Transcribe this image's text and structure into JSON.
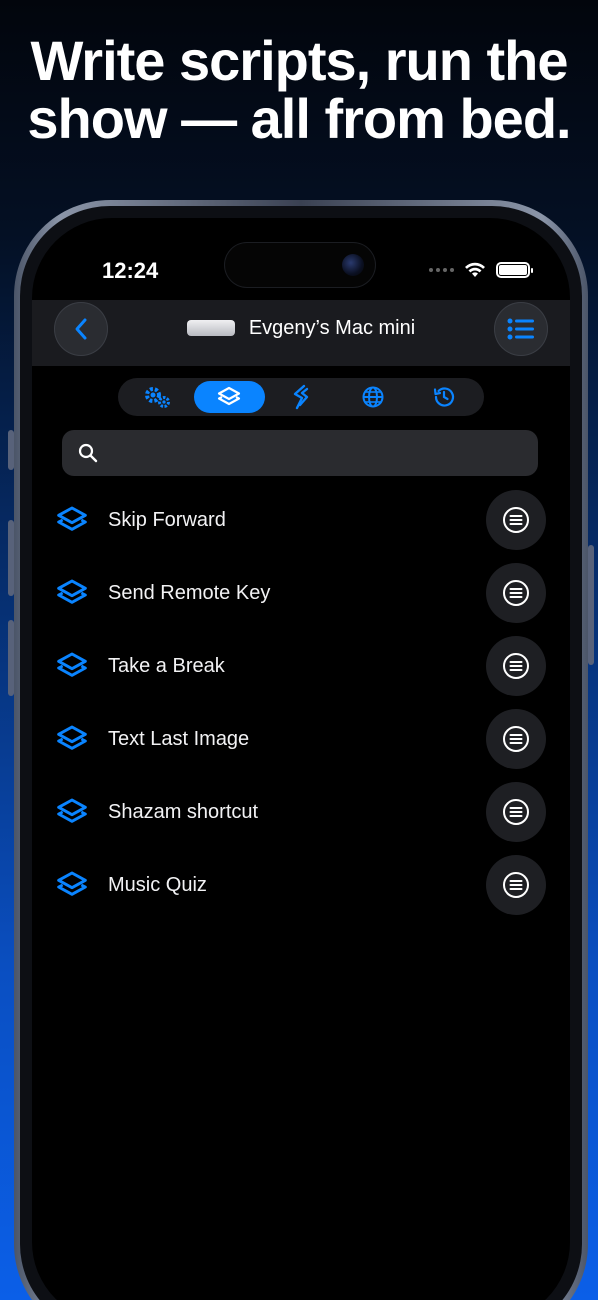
{
  "headline": {
    "line1": "Write scripts, run the",
    "line2": "show — all from bed."
  },
  "status_bar": {
    "time": "12:24"
  },
  "nav": {
    "title": "Evgeny’s Mac mini"
  },
  "tabs": [
    "gears-icon",
    "shortcuts-icon",
    "scriptable-icon",
    "globe-icon",
    "history-icon"
  ],
  "active_tab": 1,
  "search": {
    "placeholder": ""
  },
  "shortcuts": [
    {
      "label": "Skip Forward"
    },
    {
      "label": "Send Remote Key"
    },
    {
      "label": "Take a Break"
    },
    {
      "label": "Text Last Image"
    },
    {
      "label": "Shazam shortcut"
    },
    {
      "label": "Music Quiz"
    }
  ],
  "colors": {
    "accent": "#0a84ff",
    "background": "#000000"
  }
}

## EXERCISE
All lines holding the word "icon" should be picked out and copied.

## TASK RESPONSE
    "gears-icon",
    "shortcuts-icon",
    "scriptable-icon",
    "globe-icon",
    "history-icon"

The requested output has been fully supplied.